[Stored items from a collection]
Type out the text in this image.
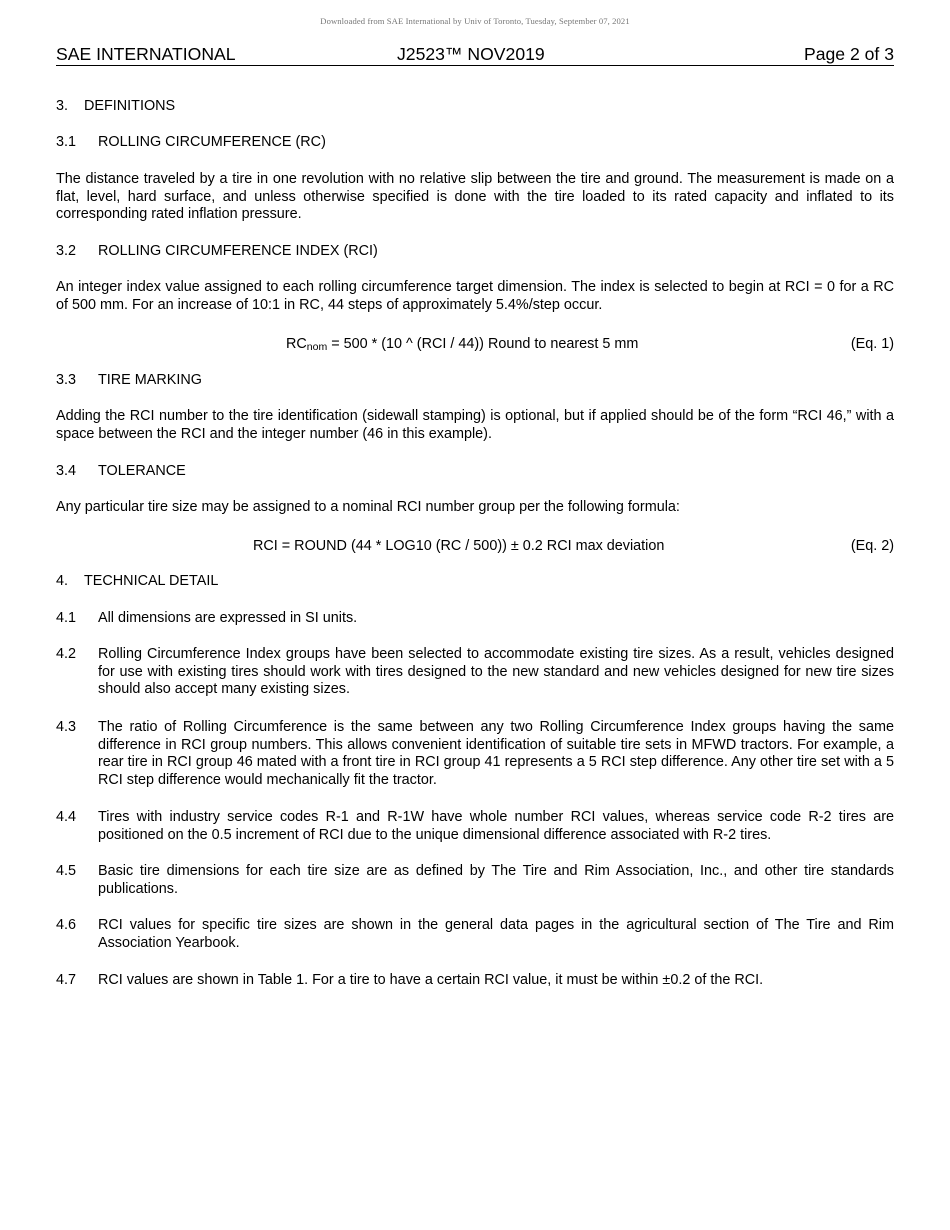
Downloaded from SAE International by Univ of Toronto, Tuesday, September 07, 2021
SAE INTERNATIONAL	J2523™ NOV2019	Page 2 of 3
3. DEFINITIONS
3.1 ROLLING CIRCUMFERENCE (RC)
The distance traveled by a tire in one revolution with no relative slip between the tire and ground. The measurement is made on a flat, level, hard surface, and unless otherwise specified is done with the tire loaded to its rated capacity and inflated to its corresponding rated inflation pressure.
3.2 ROLLING CIRCUMFERENCE INDEX (RCI)
An integer index value assigned to each rolling circumference target dimension. The index is selected to begin at RCI = 0 for a RC of 500 mm. For an increase of 10:1 in RC, 44 steps of approximately 5.4%/step occur.
$RC_{nom} = 500 * (10$ ^ (RCI / 44)) Round to nearest 5 mm	(Eq. 1)
3.3 TIRE MARKING
Adding the RCI number to the tire identification (sidewall stamping) is optional, but if applied should be of the form “RCI 46,” with a space between the RCI and the integer number (46 in this example).
3.4 TOLERANCE
Any particular tire size may be assigned to a nominal RCI number group per the following formula:
RCI = ROUND (44 * LOG10 (RC / 500)) ± 0.2 RCI max deviation	(Eq. 2)
4. TECHNICAL DETAIL
4.1 All dimensions are expressed in SI units.
4.2 Rolling Circumference Index groups have been selected to accommodate existing tire sizes. As a result, vehicles designed for use with existing tires should work with tires designed to the new standard and new vehicles designed for new tire sizes should also accept many existing sizes.
4.3 The ratio of Rolling Circumference is the same between any two Rolling Circumference Index groups having the same difference in RCI group numbers. This allows convenient identification of suitable tire sets in MFWD tractors. For example, a rear tire in RCI group 46 mated with a front tire in RCI group 41 represents a 5 RCI step difference. Any other tire set with a 5 RCI step difference would mechanically fit the tractor.
4.4 Tires with industry service codes R-1 and R-1W have whole number RCI values, whereas service code R-2 tires are positioned on the 0.5 increment of RCI due to the unique dimensional difference associated with R-2 tires.
4.5 Basic tire dimensions for each tire size are as defined by The Tire and Rim Association, Inc., and other tire standards publications.
4.6 RCI values for specific tire sizes are shown in the general data pages in the agricultural section of The Tire and Rim Association Yearbook.
4.7 RCI values are shown in Table 1. For a tire to have a certain RCI value, it must be within ±0.2 of the RCI.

* Task requirements:
What you return should match the records above word for word, minus the pictures.

* Result for this task:
Type out the text in this image.
Downloaded from SAE International by Univ of Toronto, Tuesday, September 07, 2021
SAE INTERNATIONAL	J2523™ NOV2019	Page 2 of 3
3. DEFINITIONS
3.1 ROLLING CIRCUMFERENCE (RC)
The distance traveled by a tire in one revolution with no relative slip between the tire and ground. The measurement is made on a flat, level, hard surface, and unless otherwise specified is done with the tire loaded to its rated capacity and inflated to its corresponding rated inflation pressure.
3.2 ROLLING CIRCUMFERENCE INDEX (RCI)
An integer index value assigned to each rolling circumference target dimension. The index is selected to begin at RCI = 0 for a RC of 500 mm. For an increase of 10:1 in RC, 44 steps of approximately 5.4%/step occur.
$RC_{nom} = 500 * (10$ ^ (RCI / 44)) Round to nearest 5 mm	(Eq. 1)
3.3 TIRE MARKING
Adding the RCI number to the tire identification (sidewall stamping) is optional, but if applied should be of the form “RCI 46,” with a space between the RCI and the integer number (46 in this example).
3.4 TOLERANCE
Any particular tire size may be assigned to a nominal RCI number group per the following formula:
RCI = ROUND (44 * LOG10 (RC / 500)) ± 0.2 RCI max deviation	(Eq. 2)
4. TECHNICAL DETAIL
4.1 All dimensions are expressed in SI units.
4.2 Rolling Circumference Index groups have been selected to accommodate existing tire sizes. As a result, vehicles designed for use with existing tires should work with tires designed to the new standard and new vehicles designed for new tire sizes should also accept many existing sizes.
4.3 The ratio of Rolling Circumference is the same between any two Rolling Circumference Index groups having the same difference in RCI group numbers. This allows convenient identification of suitable tire sets in MFWD tractors. For example, a rear tire in RCI group 46 mated with a front tire in RCI group 41 represents a 5 RCI step difference. Any other tire set with a 5 RCI step difference would mechanically fit the tractor.
4.4 Tires with industry service codes R-1 and R-1W have whole number RCI values, whereas service code R-2 tires are positioned on the 0.5 increment of RCI due to the unique dimensional difference associated with R-2 tires.
4.5 Basic tire dimensions for each tire size are as defined by The Tire and Rim Association, Inc., and other tire standards publications.
4.6 RCI values for specific tire sizes are shown in the general data pages in the agricultural section of The Tire and Rim Association Yearbook.
4.7 RCI values are shown in Table 1. For a tire to have a certain RCI value, it must be within ±0.2 of the RCI.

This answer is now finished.